= DATA SHOWN =
— BEGIN —

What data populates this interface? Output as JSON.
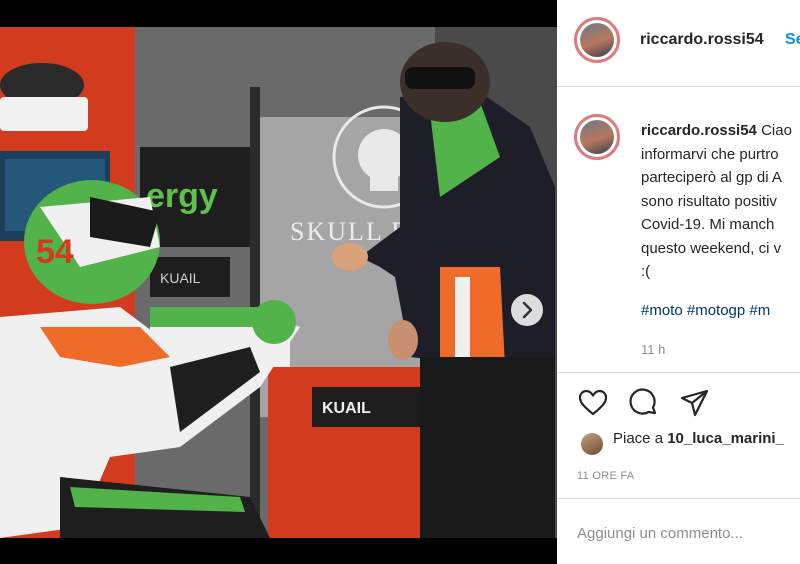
{
  "post": {
    "author": "riccardo.rossi54",
    "follow_label": "Se",
    "caption": "Ciao a tutti, volevo informarvi che purtroppo non parteciperò al gp di Aragon perché sono risultato positivo al test Covid-19. Mi mancherà correre questo weekend, ci vediamo presto :(",
    "caption_lines": [
      "Ciao",
      "informarvi che purtro",
      "parteciperò al gp di A",
      "sono risultato positiv",
      "Covid-19. Mi manch",
      "questo weekend, ci v",
      ":("
    ],
    "hashtags": "#moto #motogp #m",
    "time_ago": "11 h",
    "likes_prefix": "Piace a ",
    "liked_by": "10_luca_marini_",
    "posted": "11 ORE FA",
    "comment_placeholder": "Aggiungi un commento..."
  },
  "photo": {
    "texts": [
      "ergy",
      "SKULL RIDE",
      "KUAIL",
      "KUAIL"
    ],
    "rider_number": "54"
  },
  "icons": [
    "heart-icon",
    "comment-icon",
    "share-icon",
    "chevron-right-icon"
  ],
  "colors": {
    "accent": "#0095f6",
    "hashtag": "#00376b",
    "muted": "#8e8e8e",
    "avatar_ring": "#e07a7a"
  }
}
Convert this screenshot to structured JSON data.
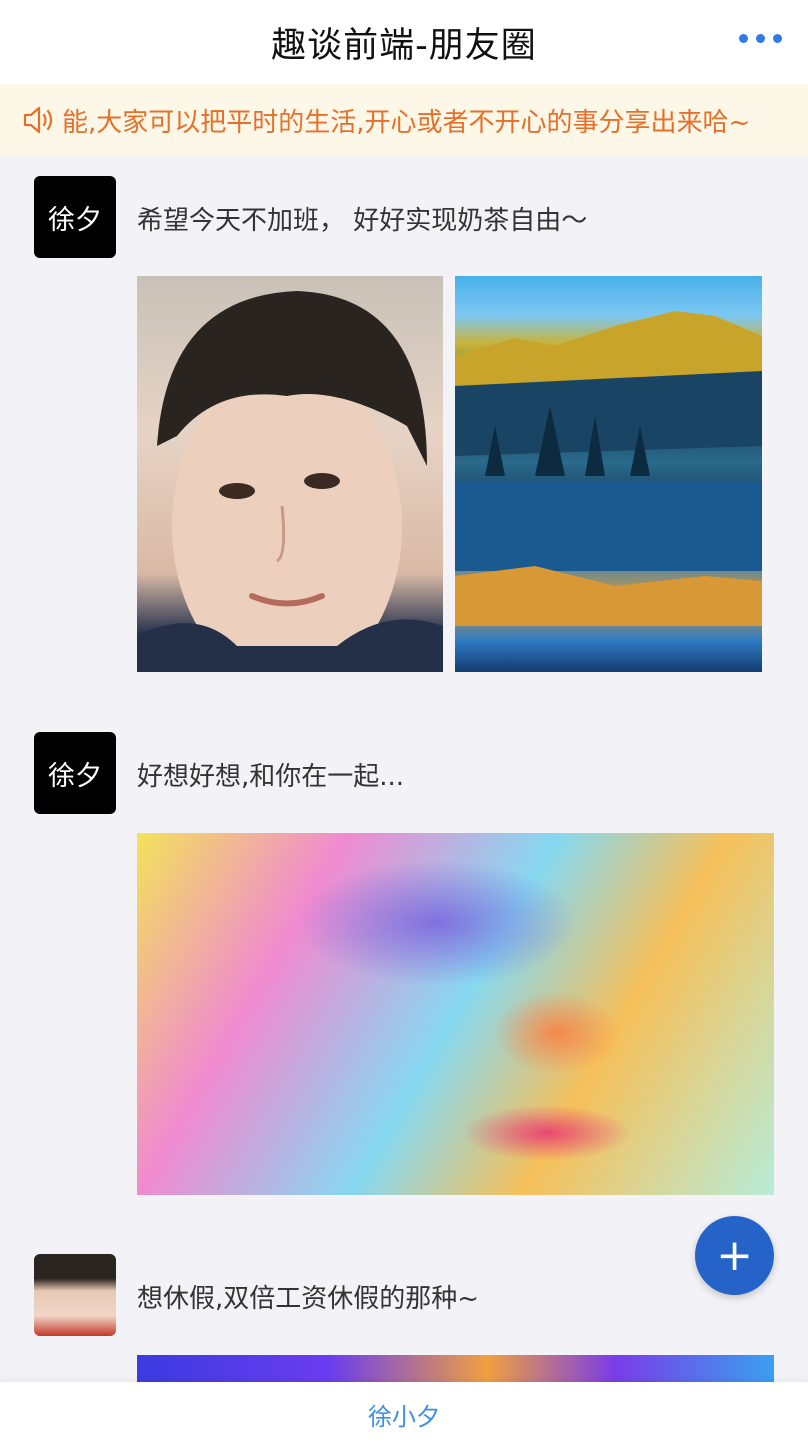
{
  "header": {
    "title": "趣谈前端-朋友圈",
    "more_icon": "more-dots-icon"
  },
  "notice": {
    "icon": "speaker-icon",
    "text": "能,大家可以把平时的生活,开心或者不开心的事分享出来哈~"
  },
  "posts": [
    {
      "avatar_text": "徐夕",
      "text": "希望今天不加班， 好好实现奶茶自由～",
      "images": [
        "portrait-photo",
        "lake-landscape-photo"
      ]
    },
    {
      "avatar_text": "徐夕",
      "text": "好想好想,和你在一起...",
      "images": [
        "colorful-face-art"
      ]
    },
    {
      "avatar_text": "",
      "text": "想休假,双倍工资休假的那种~",
      "images": [
        "gradient-image"
      ]
    }
  ],
  "fab": {
    "label": "+",
    "icon": "plus-icon"
  },
  "tabbar": {
    "label": "徐小夕"
  },
  "colors": {
    "accent": "#2663c8",
    "notice_text": "#e5702a",
    "notice_bg": "#fdf7e7",
    "tab_text": "#3d8ee6"
  }
}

— END —

= DO THIS =
Copy out all the entries exactly. Images stay out of the copy.

= TASK RESULT =
What data populates this interface? Output as JSON.
{
  "post": {
    "author": "riccardo.rossi54",
    "follow_label": "Se",
    "caption": "Ciao a tutti, volevo informarvi che purtroppo non parteciperò al gp di Aragon perché sono risultato positivo al test Covid-19. Mi mancherà correre questo weekend, ci vediamo presto :(",
    "caption_lines": [
      "Ciao",
      "informarvi che purtro",
      "parteciperò al gp di A",
      "sono risultato positiv",
      "Covid-19. Mi manch",
      "questo weekend, ci v",
      ":("
    ],
    "hashtags": "#moto #motogp #m",
    "time_ago": "11 h",
    "likes_prefix": "Piace a ",
    "liked_by": "10_luca_marini_",
    "posted": "11 ORE FA",
    "comment_placeholder": "Aggiungi un commento..."
  },
  "photo": {
    "texts": [
      "ergy",
      "SKULL RIDE",
      "KUAIL",
      "KUAIL"
    ],
    "rider_number": "54"
  },
  "icons": [
    "heart-icon",
    "comment-icon",
    "share-icon",
    "chevron-right-icon"
  ],
  "colors": {
    "accent": "#0095f6",
    "hashtag": "#00376b",
    "muted": "#8e8e8e",
    "avatar_ring": "#e07a7a"
  }
}
Convert this screenshot to structured JSON data.
{
  "header": {
    "title": "趣谈前端-朋友圈",
    "more_icon": "more-dots-icon"
  },
  "notice": {
    "icon": "speaker-icon",
    "text": "能,大家可以把平时的生活,开心或者不开心的事分享出来哈~"
  },
  "posts": [
    {
      "avatar_text": "徐夕",
      "text": "希望今天不加班， 好好实现奶茶自由～",
      "images": [
        "portrait-photo",
        "lake-landscape-photo"
      ]
    },
    {
      "avatar_text": "徐夕",
      "text": "好想好想,和你在一起...",
      "images": [
        "colorful-face-art"
      ]
    },
    {
      "avatar_text": "",
      "text": "想休假,双倍工资休假的那种~",
      "images": [
        "gradient-image"
      ]
    }
  ],
  "fab": {
    "label": "+",
    "icon": "plus-icon"
  },
  "tabbar": {
    "label": "徐小夕"
  },
  "colors": {
    "accent": "#2663c8",
    "notice_text": "#e5702a",
    "notice_bg": "#fdf7e7",
    "tab_text": "#3d8ee6"
  }
}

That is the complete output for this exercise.